** begin **

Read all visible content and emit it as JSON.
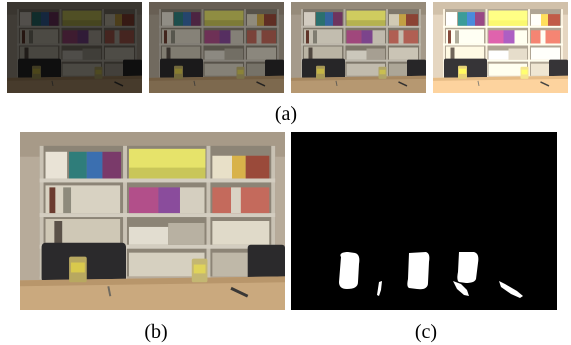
{
  "figure": {
    "labels": {
      "a": "(a)",
      "b": "(b)",
      "c": "(c)"
    },
    "exposures": [
      {
        "id": "exposure-1",
        "brightness": 0.35
      },
      {
        "id": "exposure-2",
        "brightness": 0.62
      },
      {
        "id": "exposure-3",
        "brightness": 0.9
      },
      {
        "id": "exposure-4",
        "brightness": 1.25
      }
    ],
    "colors": {
      "background": "#ffffff",
      "mask_background": "#000000",
      "mask_foreground": "#ffffff"
    }
  }
}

** end **

* [What the task requires]: Write every entry out again exactly, dropping the pictures.

* [Written reply]:
Read all visible content and emit it as JSON.
{
  "figure": {
    "labels": {
      "a": "(a)",
      "b": "(b)",
      "c": "(c)"
    },
    "exposures": [
      {
        "id": "exposure-1",
        "brightness": 0.35
      },
      {
        "id": "exposure-2",
        "brightness": 0.62
      },
      {
        "id": "exposure-3",
        "brightness": 0.9
      },
      {
        "id": "exposure-4",
        "brightness": 1.25
      }
    ],
    "colors": {
      "background": "#ffffff",
      "mask_background": "#000000",
      "mask_foreground": "#ffffff"
    }
  }
}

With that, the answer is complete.